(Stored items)
········

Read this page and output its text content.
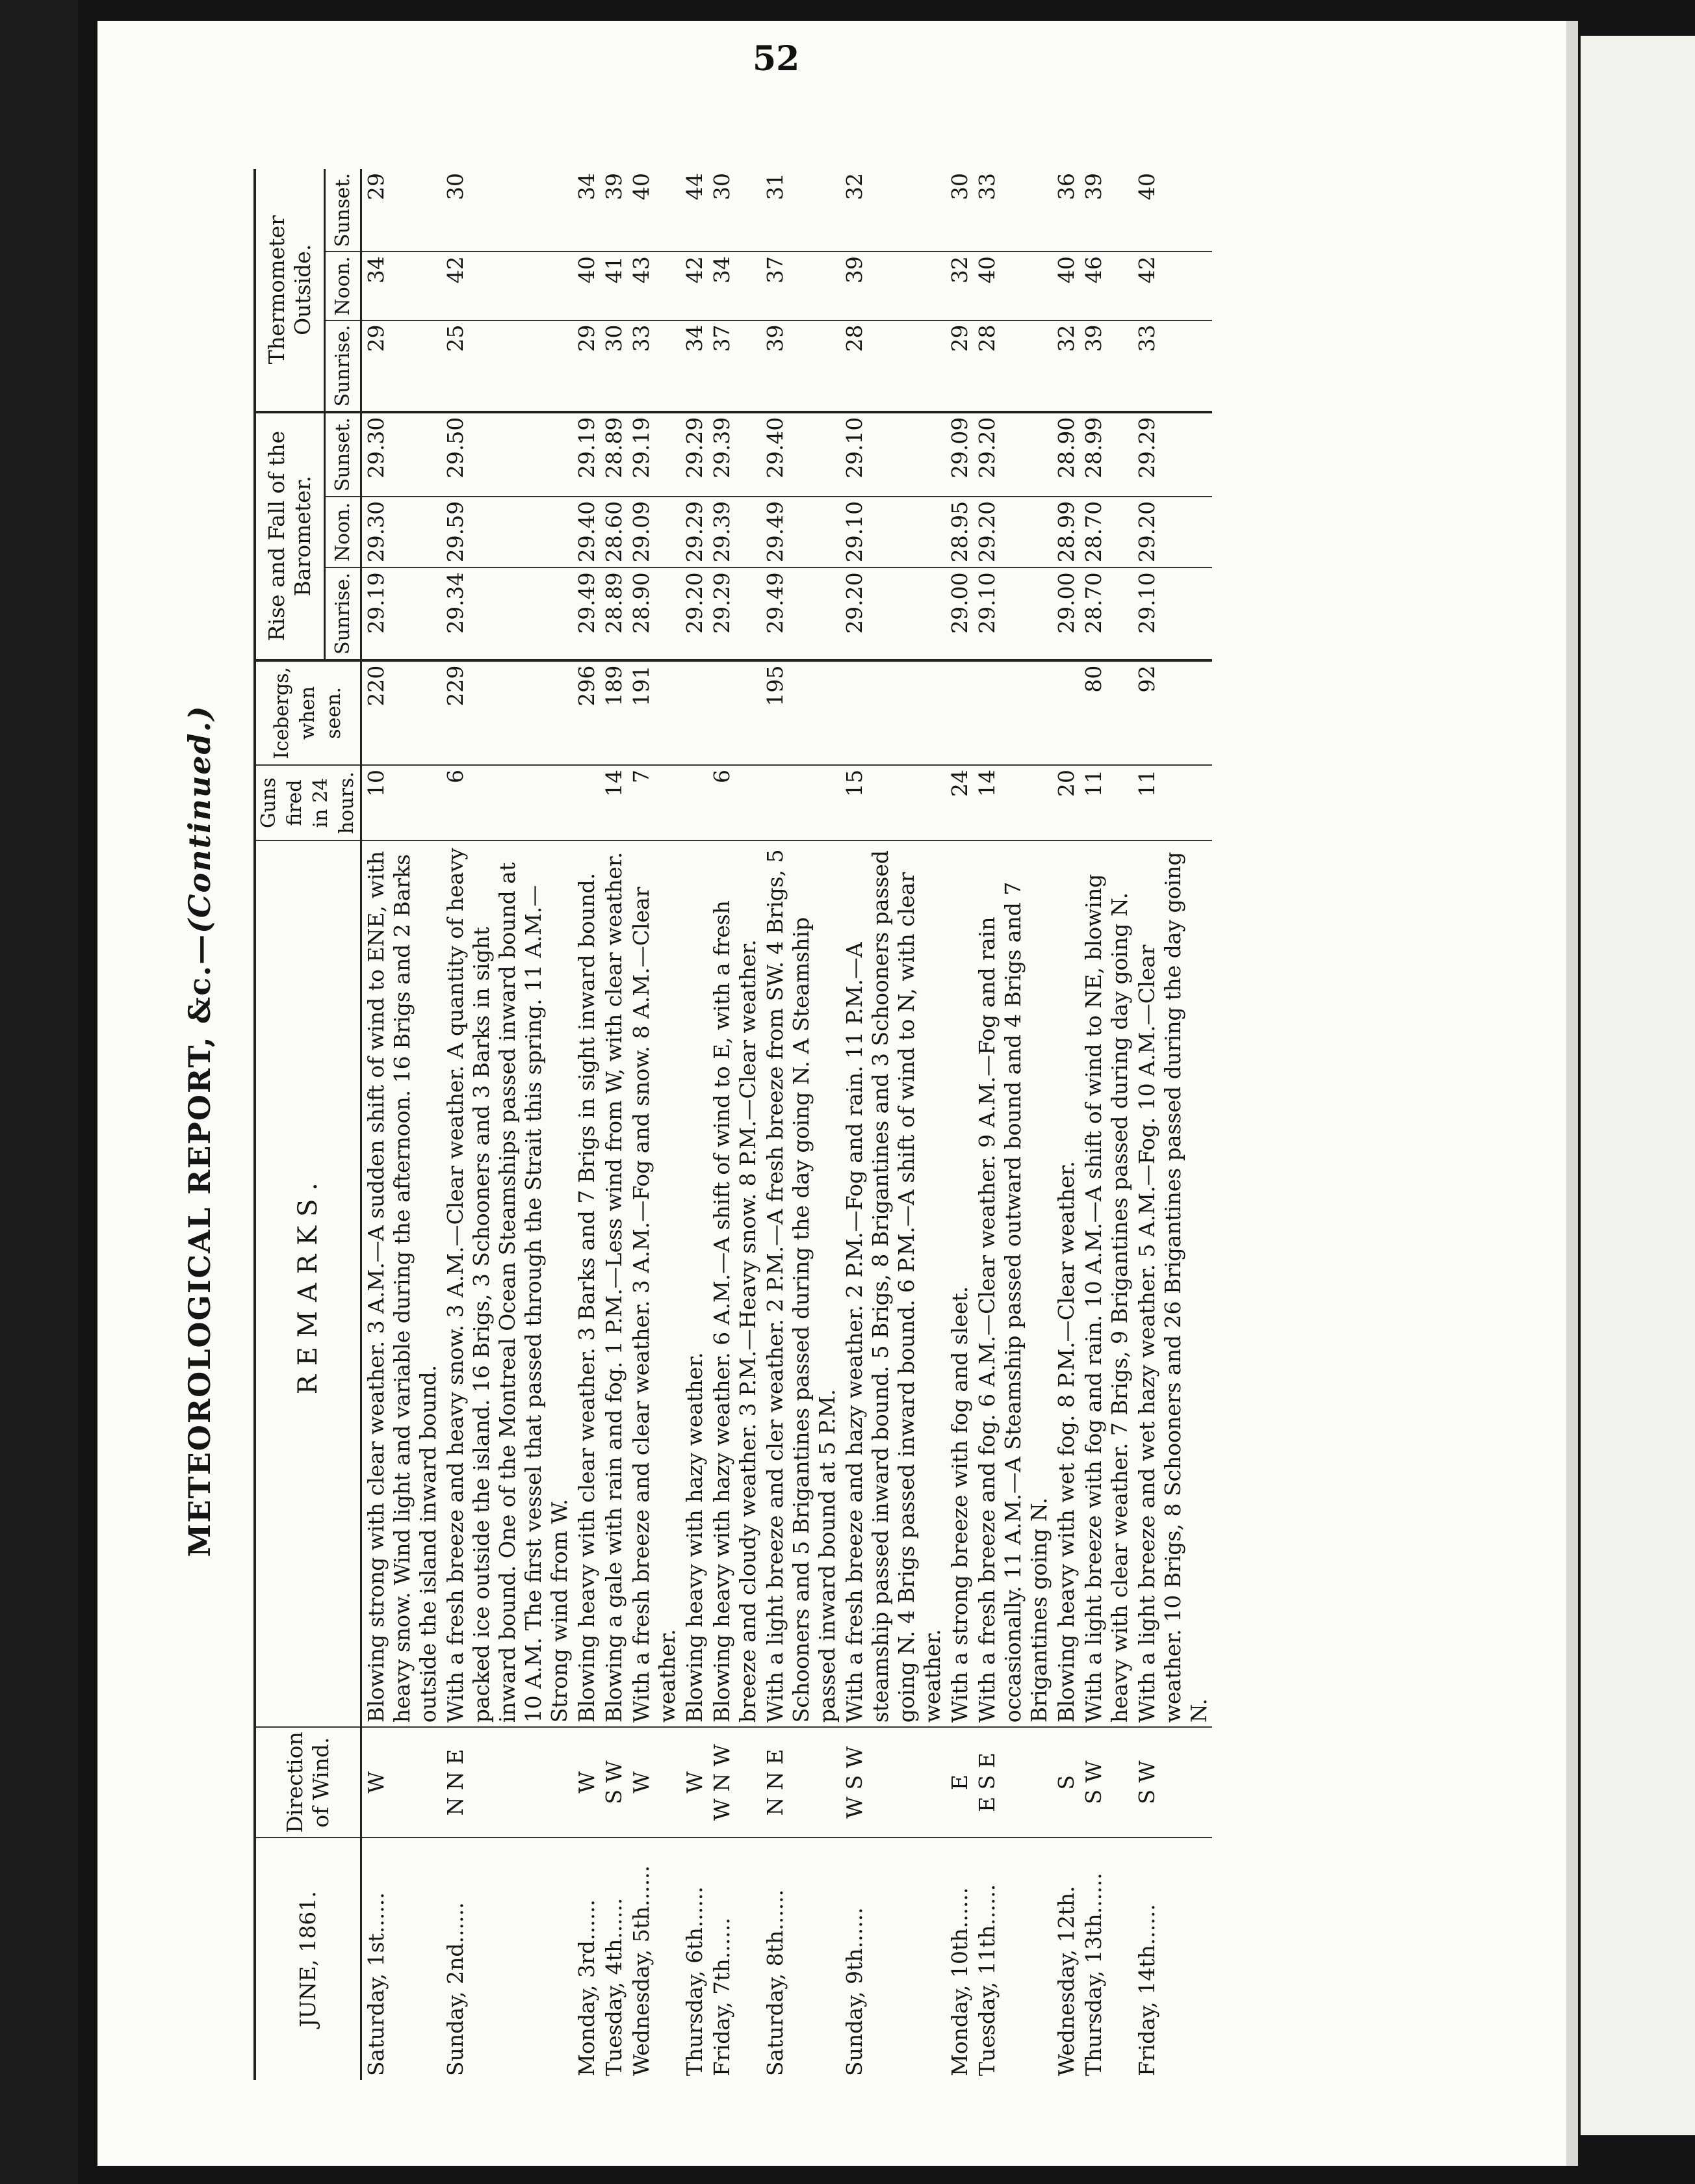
52
METEOROLOGICAL REPORT, &c.—(Continued.)
JUNE, 1861.	Direction of Wind.	REMARKS.	Guns fired in 24 hours.	Icebergs, when seen.	Rise and Fall of the Barometer.			Thermometer Outside.		
					Sunrise.	Noon.	Sunset.	Sunrise.	Noon.	Sunset.
Saturday, 1st......	W	Blowing strong with clear weather. 3 A.M.—A sudden shift of wind to ENE, with heavy snow. Wind light and variable during the afternoon. 16 Brigs and 2 Barks outside the island inward bound.	10	220	29.19	29.30	29.30	29	34	29
Sunday, 2nd......	N N E	With a fresh breeze and heavy snow. 3 A.M.—Clear weather. A quantity of heavy packed ice outside the island. 16 Brigs, 3 Schooners and 3 Barks in sight inward bound. One of the Montreal Ocean Steamships passed inward bound at 10 A.M. The first vessel that passed through the Strait this spring. 11 A.M.—Strong wind from W.	6	229	29.34	29.59	29.50	25	42	30
Monday, 3rd......	W	Blowing heavy with clear weather. 3 Barks and 7 Brigs in sight inward bound.		296	29.49	29.40	29.19	29	40	34
Tuesday, 4th......	S W	Blowing a gale with rain and fog. 1 P.M.—Less wind from W, with clear weather.	14	189	28.89	28.60	28.89	30	41	39
Wednesday, 5th......	W	With a fresh breeze and clear weather. 3 A.M.—Fog and snow. 8 A.M.—Clear weather.	7	191	28.90	29.09	29.19	33	43	40
Thursday, 6th......	W	Blowing heavy with hazy weather.			29.20	29.29	29.29	34	42	44
Friday, 7th......	W N W	Blowing heavy with hazy weather. 6 A.M.—A shift of wind to E, with a fresh breeze and cloudy weather. 3 P.M.—Heavy snow. 8 P.M.—Clear weather.	6		29.29	29.39	29.39	37	34	30
Saturday, 8th......	N N E	With a light breeze and cler weather. 2 P.M.—A fresh breeze from SW. 4 Brigs, 5 Schooners and 5 Brigantines passed during the day going N. A Steamship passed inward bound at 5 P.M.		195	29.49	29.49	29.40	39	37	31
Sunday, 9th......	W S W	With a fresh breeze and hazy weather. 2 P.M.—Fog and rain. 11 P.M.—A steamship passed inward bound. 5 Brigs, 8 Brigantines and 3 Schooners passed going N. 4 Brigs passed inward bound. 6 P.M.—A shift of wind to N, with clear weather.	15		29.20	29.10	29.10	28	39	32
Monday, 10th......	E	With a strong breeze with fog and sleet.	24		29.00	28.95	29.09	29	32	30
Tuesday, 11th......	E S E	With a fresh breeze and fog. 6 A.M.—Clear weather. 9 A.M.—Fog and rain occasionally. 11 A.M.—A Steamship passed outward bound and 4 Brigs and 7 Brigantines going N.	14		29.10	29.20	29.20	28	40	33
Wednesday, 12th.	S	Blowing heavy with wet fog. 8 P.M.—Clear weather.	20		29.00	28.99	28.90	32	40	36
Thursday, 13th......	S W	With a light breeze with fog and rain. 10 A.M.—A shift of wind to NE, blowing heavy with clear weather. 7 Brigs, 9 Brigantines passed during day going N.	11	80	28.70	28.70	28.99	39	46	39
Friday, 14th......	S W	With a light breeze and wet hazy weather. 5 A.M.—Fog. 10 A.M.—Clear weather. 10 Brigs, 8 Schooners and 26 Brigantines passed during the day going N.	11	92	29.10	29.20	29.29	33	42	40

········

### [What you should do]
With the pictures left out, transcribe the material exactly.

### [Response to the exercise]
Read this page and output its text content.
52
METEOROLOGICAL REPORT, &c.—(Continued.)
JUNE, 1861.	Direction of Wind.	REMARKS.	Guns fired in 24 hours.	Icebergs, when seen.	Rise and Fall of the Barometer.			Thermometer Outside.		
					Sunrise.	Noon.	Sunset.	Sunrise.	Noon.	Sunset.
Saturday, 1st......	W	Blowing strong with clear weather. 3 A.M.—A sudden shift of wind to ENE, with heavy snow. Wind light and variable during the afternoon. 16 Brigs and 2 Barks outside the island inward bound.	10	220	29.19	29.30	29.30	29	34	29
Sunday, 2nd......	N N E	With a fresh breeze and heavy snow. 3 A.M.—Clear weather. A quantity of heavy packed ice outside the island. 16 Brigs, 3 Schooners and 3 Barks in sight inward bound. One of the Montreal Ocean Steamships passed inward bound at 10 A.M. The first vessel that passed through the Strait this spring. 11 A.M.—Strong wind from W.	6	229	29.34	29.59	29.50	25	42	30
Monday, 3rd......	W	Blowing heavy with clear weather. 3 Barks and 7 Brigs in sight inward bound.		296	29.49	29.40	29.19	29	40	34
Tuesday, 4th......	S W	Blowing a gale with rain and fog. 1 P.M.—Less wind from W, with clear weather.	14	189	28.89	28.60	28.89	30	41	39
Wednesday, 5th......	W	With a fresh breeze and clear weather. 3 A.M.—Fog and snow. 8 A.M.—Clear weather.	7	191	28.90	29.09	29.19	33	43	40
Thursday, 6th......	W	Blowing heavy with hazy weather.			29.20	29.29	29.29	34	42	44
Friday, 7th......	W N W	Blowing heavy with hazy weather. 6 A.M.—A shift of wind to E, with a fresh breeze and cloudy weather. 3 P.M.—Heavy snow. 8 P.M.—Clear weather.	6		29.29	29.39	29.39	37	34	30
Saturday, 8th......	N N E	With a light breeze and cler weather. 2 P.M.—A fresh breeze from SW. 4 Brigs, 5 Schooners and 5 Brigantines passed during the day going N. A Steamship passed inward bound at 5 P.M.		195	29.49	29.49	29.40	39	37	31
Sunday, 9th......	W S W	With a fresh breeze and hazy weather. 2 P.M.—Fog and rain. 11 P.M.—A steamship passed inward bound. 5 Brigs, 8 Brigantines and 3 Schooners passed going N. 4 Brigs passed inward bound. 6 P.M.—A shift of wind to N, with clear weather.	15		29.20	29.10	29.10	28	39	32
Monday, 10th......	E	With a strong breeze with fog and sleet.	24		29.00	28.95	29.09	29	32	30
Tuesday, 11th......	E S E	With a fresh breeze and fog. 6 A.M.—Clear weather. 9 A.M.—Fog and rain occasionally. 11 A.M.—A Steamship passed outward bound and 4 Brigs and 7 Brigantines going N.	14		29.10	29.20	29.20	28	40	33
Wednesday, 12th.	S	Blowing heavy with wet fog. 8 P.M.—Clear weather.	20		29.00	28.99	28.90	32	40	36
Thursday, 13th......	S W	With a light breeze with fog and rain. 10 A.M.—A shift of wind to NE, blowing heavy with clear weather. 7 Brigs, 9 Brigantines passed during day going N.	11	80	28.70	28.70	28.99	39	46	39
Friday, 14th......	S W	With a light breeze and wet hazy weather. 5 A.M.—Fog. 10 A.M.—Clear weather. 10 Brigs, 8 Schooners and 26 Brigantines passed during the day going N.	11	92	29.10	29.20	29.29	33	42	40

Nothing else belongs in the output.